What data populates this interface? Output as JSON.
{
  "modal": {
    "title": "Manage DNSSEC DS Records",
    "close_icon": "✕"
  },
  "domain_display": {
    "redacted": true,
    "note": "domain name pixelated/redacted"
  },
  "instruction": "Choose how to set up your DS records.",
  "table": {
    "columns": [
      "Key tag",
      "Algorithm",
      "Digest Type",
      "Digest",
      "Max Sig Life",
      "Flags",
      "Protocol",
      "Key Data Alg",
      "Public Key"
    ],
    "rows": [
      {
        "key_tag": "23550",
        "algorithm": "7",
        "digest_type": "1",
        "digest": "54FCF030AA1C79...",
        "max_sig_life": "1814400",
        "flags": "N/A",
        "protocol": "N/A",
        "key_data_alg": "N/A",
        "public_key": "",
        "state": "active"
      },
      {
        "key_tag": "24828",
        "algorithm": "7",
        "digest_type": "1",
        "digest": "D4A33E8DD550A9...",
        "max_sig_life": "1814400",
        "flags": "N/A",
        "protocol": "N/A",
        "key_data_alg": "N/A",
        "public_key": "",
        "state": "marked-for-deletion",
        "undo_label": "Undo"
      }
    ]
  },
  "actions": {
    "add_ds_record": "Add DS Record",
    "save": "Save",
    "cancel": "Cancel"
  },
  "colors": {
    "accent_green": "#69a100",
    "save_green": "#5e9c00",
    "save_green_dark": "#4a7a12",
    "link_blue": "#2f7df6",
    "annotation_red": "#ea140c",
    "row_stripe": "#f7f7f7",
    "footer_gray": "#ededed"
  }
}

--------------------------------------------------

■ **Exercise requirements**
Give an exact repetition of all the material.

■ **Result of this exercise**
What data populates this interface? Output as JSON.
{
  "modal": {
    "title": "Manage DNSSEC DS Records",
    "close_icon": "✕"
  },
  "domain_display": {
    "redacted": true,
    "note": "domain name pixelated/redacted"
  },
  "instruction": "Choose how to set up your DS records.",
  "table": {
    "columns": [
      "Key tag",
      "Algorithm",
      "Digest Type",
      "Digest",
      "Max Sig Life",
      "Flags",
      "Protocol",
      "Key Data Alg",
      "Public Key"
    ],
    "rows": [
      {
        "key_tag": "23550",
        "algorithm": "7",
        "digest_type": "1",
        "digest": "54FCF030AA1C79...",
        "max_sig_life": "1814400",
        "flags": "N/A",
        "protocol": "N/A",
        "key_data_alg": "N/A",
        "public_key": "",
        "state": "active"
      },
      {
        "key_tag": "24828",
        "algorithm": "7",
        "digest_type": "1",
        "digest": "D4A33E8DD550A9...",
        "max_sig_life": "1814400",
        "flags": "N/A",
        "protocol": "N/A",
        "key_data_alg": "N/A",
        "public_key": "",
        "state": "marked-for-deletion",
        "undo_label": "Undo"
      }
    ]
  },
  "actions": {
    "add_ds_record": "Add DS Record",
    "save": "Save",
    "cancel": "Cancel"
  },
  "colors": {
    "accent_green": "#69a100",
    "save_green": "#5e9c00",
    "save_green_dark": "#4a7a12",
    "link_blue": "#2f7df6",
    "annotation_red": "#ea140c",
    "row_stripe": "#f7f7f7",
    "footer_gray": "#ededed"
  }
}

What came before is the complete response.